Data entries.
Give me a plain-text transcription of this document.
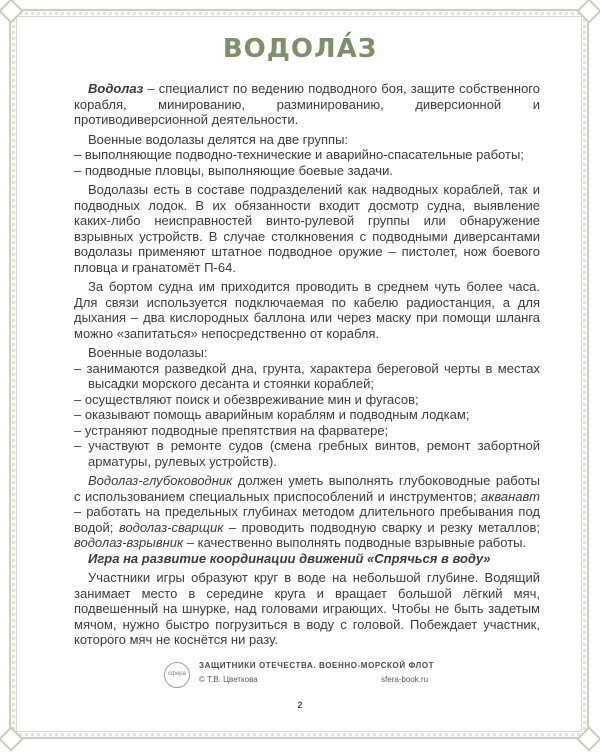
ВОДОЛА́З

Водолаз – специалист по ведению подводного боя, защите собственного корабля, минированию, разминированию, диверсионной и противодиверсионной деятельности.

Военные водолазы делятся на две группы:

– выполняющие подводно-технические и аварийно-спасательные работы;

– подводные пловцы, выполняющие боевые задачи.

Водолазы есть в составе подразделений как надводных кораблей, так и подводных лодок. В их обязанности входит досмотр судна, выявление каких-либо неисправностей винто-рулевой группы или обнаружение взрывных устройств. В случае столкновения с подводными диверсантами водолазы применяют штатное подводное оружие – пистолет, нож боевого пловца и гранатомёт П-64.

За бортом судна им приходится проводить в среднем чуть более часа. Для связи используется подключаемая по кабелю радиостанция, а для дыхания – два кислородных баллона или через маску при помощи шланга можно «запитаться» непосредственно от корабля.

Военные водолазы:

– занимаются разведкой дна, грунта, характера береговой черты в местах высадки морского десанта и стоянки кораблей;

– осуществляют поиск и обезвреживание мин и фугасов;

– оказывают помощь аварийным кораблям и подводным лодкам;

– устраняют подводные препятствия на фарватере;

– участвуют в ремонте судов (смена гребных винтов, ремонт забортной арматуры, рулевых устройств).

Водолаз-глубоководник должен уметь выполнять глубоководные работы с использованием специальных приспособлений и инструментов; акванавт – работать на предельных глубинах методом длительного пребывания под водой; водолаз-сварщик – проводить подводную сварку и резку металлов; водолаз-взрывник – качественно выполнять подводные взрывные работы.

Игра на развитие координации движений «Спрячься в воду»

Участники игры образуют круг в воде на небольшой глубине. Водящий занимает место в середине круга и вращает большой лёгкий мяч, подвешенный на шнурке, над головами играющих. Чтобы не быть задетым мячом, нужно быстро погрузиться в воду с головой. Побеждает участник, которого мяч не коснётся ни разу.

сфера
ЗАЩИТНИКИ ОТЕЧЕСТВА. ВОЕННО-МОРСКОЙ ФЛОТ
© Т.В. Цветкова	sfera-book.ru
2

Exercise instructions. Take every line that includes the string "работы" and copy it.

Exercise output.
– выполняющие подводно-технические и аварийно-спасательные работы;
Водолаз-глубоководник должен уметь выполнять глубоководные работы с использованием специальных приспособлений и инструментов; акванавт – работать на предельных глубинах методом длительного пребывания под водой; водолаз-сварщик – проводить подводную сварку и резку металлов; водолаз-взрывник – качественно выполнять подводные взрывные работы.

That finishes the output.